(Collected data entries)
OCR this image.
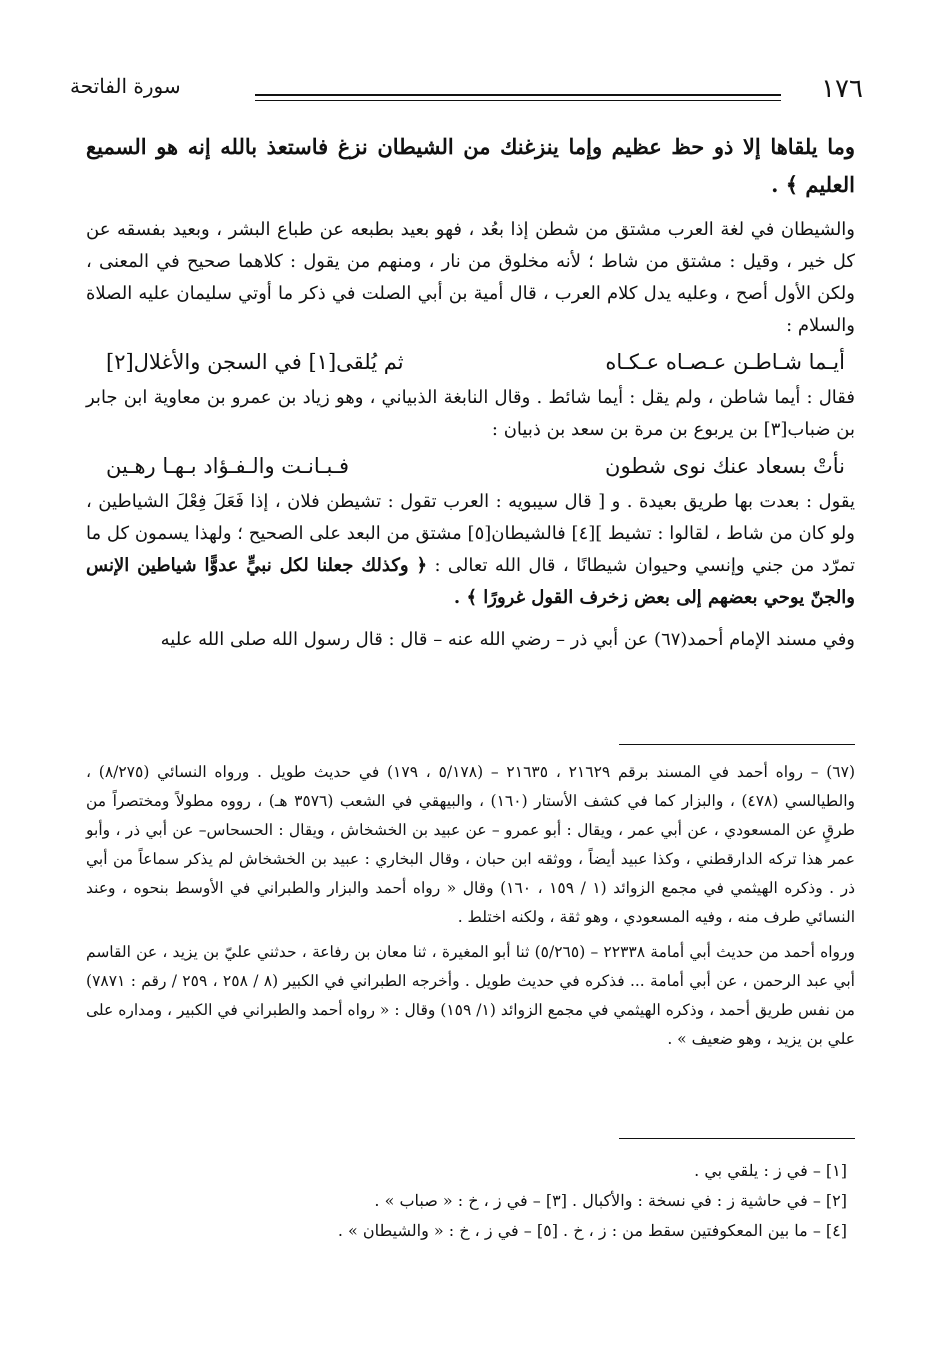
١٧٦
سورة الفاتحة

وما يلقاها إلا ذو حظ عظيم وإما ينزغنك من الشيطان نزغ فاستعذ بالله إنه هو السميع العليم ﴾ .

والشيطان في لغة العرب مشتق من شطن إذا بعُد ، فهو بعيد بطبعه عن طباع البشر ، وبعيد بفسقه عن كل خير ، وقيل : مشتق من شاط ؛ لأنه مخلوق من نار ، ومنهم من يقول : كلاهما صحيح في المعنى ، ولكن الأول أصح ، وعليه يدل كلام العرب ، قال أمية بن أبي الصلت في ذكر ما أوتي سليمان عليه الصلاة والسلام :

أيـما شـاطـن عـصـاه عـكـاه
ثم يُلقى[١] في السجن والأغلال[٢]

فقال : أيما شاطن ، ولم يقل : أيما شائط . وقال النابغة الذبياني ، وهو زياد بن عمرو بن معاوية ابن جابر بن ضباب[٣] بن يربوع بن مرة بن سعد بن ذبيان :

نأتْ بسعاد عنك نوى شطون
فـبـانـت والـفـؤاد بـهـا رهـين

يقول : بعدت بها طريق بعيدة . و [ قال سيبويه : العرب تقول : تشيطن فلان ، إذا فَعَلَ فِعْلَ الشياطين ، ولو كان من شاط ، لقالوا : تشيط ][٤] فالشيطان[٥] مشتق من البعد على الصحيح ؛ ولهذا يسمون كل ما تمرّد من جني وإنسي وحيوان شيطانًا ، قال الله تعالى : ﴿ وكذلك جعلنا لكل نبيٍّ عدوًّا شياطين الإنس والجنّ يوحي بعضهم إلى بعض زخرف القول غرورًا ﴾ .

وفي مسند الإمام أحمد(٦٧) عن أبي ذر – رضي الله عنه – قال : قال رسول الله صلى الله عليه

(٦٧) – رواه أحمد في المسند برقم ٢١٦٢٩ ، ٢١٦٣٥ – (٥/١٧٨ ، ١٧٩) في حديث طويل . ورواه النسائي (٨/٢٧٥) ، والطيالسي (٤٧٨) ، والبزار كما في كشف الأستار (١٦٠) ، والبيهقي في الشعب (٣٥٧٦ هـ) ، رووه مطولاً ومختصراً من طرقٍ عن المسعودي ، عن أبي عمر ، ويقال : أبو عمرو – عن عبيد بن الخشخاش ، ويقال : الحسحاس– عن أبي ذر ، وأبو عمر هذا تركه الدارقطني ، وكذا عبيد أيضاً ، ووثقه ابن حبان ، وقال البخاري : عبيد بن الخشخاش لم يذكر سماعاً من أبي ذر . وذكره الهيثمي في مجمع الزوائد (١ / ١٥٩ ، ١٦٠) وقال « رواه أحمد والبزار والطبراني في الأوسط بنحوه ، وعند النسائي طرف منه ، وفيه المسعودي ، وهو ثقة ، ولكنه اختلط .

ورواه أحمد من حديث أبي أمامة ٢٢٣٣٨ – (٥/٢٦٥) ثنا أبو المغيرة ، ثنا معان بن رفاعة ، حدثني عليّ بن يزيد ، عن القاسم أبي عبد الرحمن ، عن أبي أمامة ... فذكره في حديث طويل . وأخرجه الطبراني في الكبير (٨ / ٢٥٨ ، ٢٥٩ / رقم : ٧٨٧١) من نفس طريق أحمد ، وذكره الهيثمي في مجمع الزوائد (١/ ١٥٩) وقال : « رواه أحمد والطبراني في الكبير ، ومداره على علي بن يزيد ، وهو ضعيف » .

[١] – في ز : يلقي بي .
[٢] – في حاشية ز : في نسخة : والأكبال . [٣] – في ز ، خ : « صباب » .
[٤] – ما بين المعكوفتين سقط من : ز ، خ . [٥] – في ز ، خ : « والشيطان » .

» **GIVEN TASK**:
Skip the images and write out the rest of the listing exactly.

» **WRITTEN ANSWER**:
OCR this image.
١٧٦
سورة الفاتحة

وما يلقاها إلا ذو حظ عظيم وإما ينزغنك من الشيطان نزغ فاستعذ بالله إنه هو السميع العليم ﴾ .

والشيطان في لغة العرب مشتق من شطن إذا بعُد ، فهو بعيد بطبعه عن طباع البشر ، وبعيد بفسقه عن كل خير ، وقيل : مشتق من شاط ؛ لأنه مخلوق من نار ، ومنهم من يقول : كلاهما صحيح في المعنى ، ولكن الأول أصح ، وعليه يدل كلام العرب ، قال أمية بن أبي الصلت في ذكر ما أوتي سليمان عليه الصلاة والسلام :

أيـما شـاطـن عـصـاه عـكـاه
ثم يُلقى[١] في السجن والأغلال[٢]

فقال : أيما شاطن ، ولم يقل : أيما شائط . وقال النابغة الذبياني ، وهو زياد بن عمرو بن معاوية ابن جابر بن ضباب[٣] بن يربوع بن مرة بن سعد بن ذبيان :

نأتْ بسعاد عنك نوى شطون
فـبـانـت والـفـؤاد بـهـا رهـين

يقول : بعدت بها طريق بعيدة . و [ قال سيبويه : العرب تقول : تشيطن فلان ، إذا فَعَلَ فِعْلَ الشياطين ، ولو كان من شاط ، لقالوا : تشيط ][٤] فالشيطان[٥] مشتق من البعد على الصحيح ؛ ولهذا يسمون كل ما تمرّد من جني وإنسي وحيوان شيطانًا ، قال الله تعالى : ﴿ وكذلك جعلنا لكل نبيٍّ عدوًّا شياطين الإنس والجنّ يوحي بعضهم إلى بعض زخرف القول غرورًا ﴾ .

وفي مسند الإمام أحمد(٦٧) عن أبي ذر – رضي الله عنه – قال : قال رسول الله صلى الله عليه

(٦٧) – رواه أحمد في المسند برقم ٢١٦٢٩ ، ٢١٦٣٥ – (٥/١٧٨ ، ١٧٩) في حديث طويل . ورواه النسائي (٨/٢٧٥) ، والطيالسي (٤٧٨) ، والبزار كما في كشف الأستار (١٦٠) ، والبيهقي في الشعب (٣٥٧٦ هـ) ، رووه مطولاً ومختصراً من طرقٍ عن المسعودي ، عن أبي عمر ، ويقال : أبو عمرو – عن عبيد بن الخشخاش ، ويقال : الحسحاس– عن أبي ذر ، وأبو عمر هذا تركه الدارقطني ، وكذا عبيد أيضاً ، ووثقه ابن حبان ، وقال البخاري : عبيد بن الخشخاش لم يذكر سماعاً من أبي ذر . وذكره الهيثمي في مجمع الزوائد (١ / ١٥٩ ، ١٦٠) وقال « رواه أحمد والبزار والطبراني في الأوسط بنحوه ، وعند النسائي طرف منه ، وفيه المسعودي ، وهو ثقة ، ولكنه اختلط .

ورواه أحمد من حديث أبي أمامة ٢٢٣٣٨ – (٥/٢٦٥) ثنا أبو المغيرة ، ثنا معان بن رفاعة ، حدثني عليّ بن يزيد ، عن القاسم أبي عبد الرحمن ، عن أبي أمامة ... فذكره في حديث طويل . وأخرجه الطبراني في الكبير (٨ / ٢٥٨ ، ٢٥٩ / رقم : ٧٨٧١) من نفس طريق أحمد ، وذكره الهيثمي في مجمع الزوائد (١/ ١٥٩) وقال : « رواه أحمد والطبراني في الكبير ، ومداره على علي بن يزيد ، وهو ضعيف » .

[١] – في ز : يلقي بي .
[٢] – في حاشية ز : في نسخة : والأكبال . [٣] – في ز ، خ : « صباب » .
[٤] – ما بين المعكوفتين سقط من : ز ، خ . [٥] – في ز ، خ : « والشيطان » .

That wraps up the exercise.